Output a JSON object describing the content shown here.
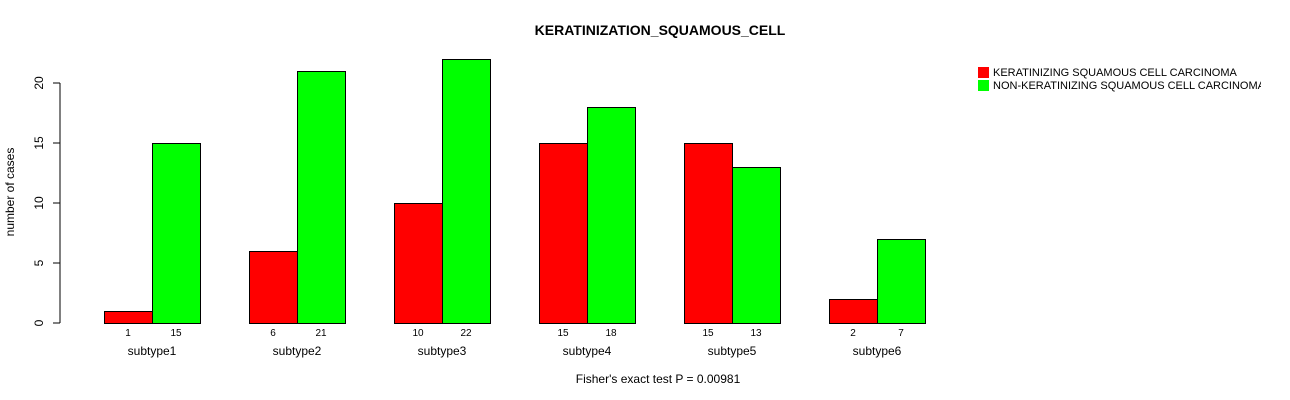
{
  "chart_data": {
    "type": "bar",
    "title": "KERATINIZATION_SQUAMOUS_CELL",
    "xlabel": "Fisher's exact test P = 0.00981",
    "ylabel": "number of cases",
    "categories": [
      "subtype1",
      "subtype2",
      "subtype3",
      "subtype4",
      "subtype5",
      "subtype6"
    ],
    "series": [
      {
        "name": "KERATINIZING SQUAMOUS CELL CARCINOMA",
        "color": "#ff0000",
        "values": [
          1,
          6,
          10,
          15,
          15,
          2
        ]
      },
      {
        "name": "NON-KERATINIZING SQUAMOUS CELL CARCINOMA",
        "color": "#00ff00",
        "values": [
          15,
          21,
          22,
          18,
          13,
          7
        ]
      }
    ],
    "yticks": [
      0,
      5,
      10,
      15,
      20
    ],
    "ylim": [
      0,
      22
    ],
    "legend_position": "top-right",
    "grid": false
  }
}
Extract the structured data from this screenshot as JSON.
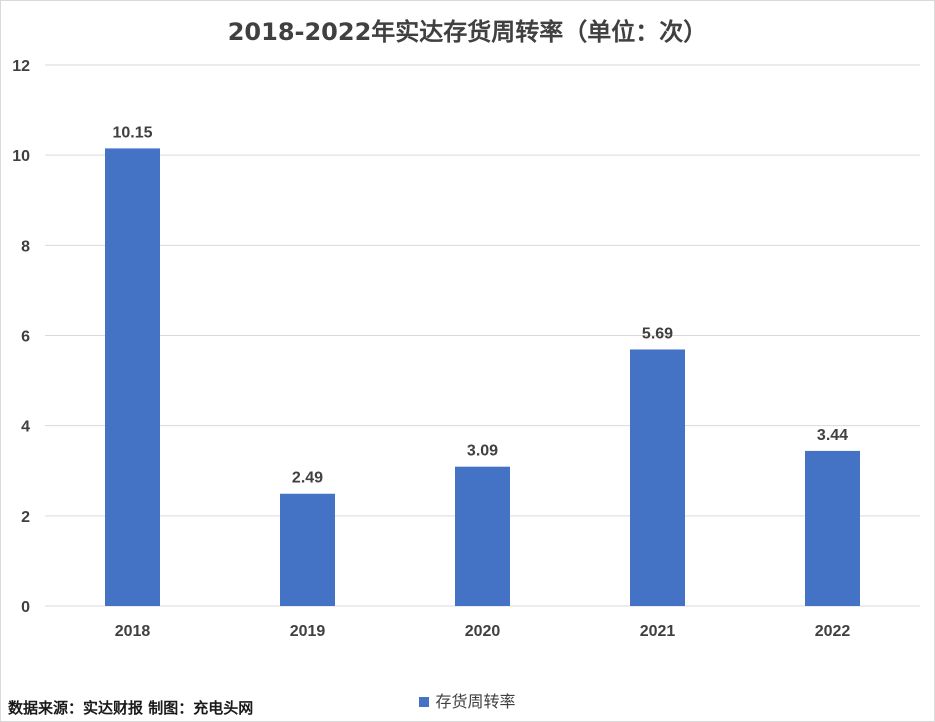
{
  "chart_data": {
    "type": "bar",
    "title": "2018-2022年实达存货周转率（单位：次）",
    "categories": [
      "2018",
      "2019",
      "2020",
      "2021",
      "2022"
    ],
    "series": [
      {
        "name": "存货周转率",
        "values": [
          10.15,
          2.49,
          3.09,
          5.69,
          3.44
        ]
      }
    ],
    "data_labels": [
      "10.15",
      "2.49",
      "3.09",
      "5.69",
      "3.44"
    ],
    "y_ticks": [
      0,
      2,
      4,
      6,
      8,
      10,
      12
    ],
    "ylim": [
      0,
      12
    ],
    "xlabel": "",
    "ylabel": "",
    "grid": true,
    "legend_position": "bottom",
    "bar_color": "#4472c4",
    "grid_color": "#d9d9d9"
  },
  "source_note": "数据来源：实达财报 制图：充电头网"
}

▶ [EXERCISE] Your answer should be only the number of lines that hold the word "CARCINOMA".

▶ [RESULT OF THE EXERCISE] 2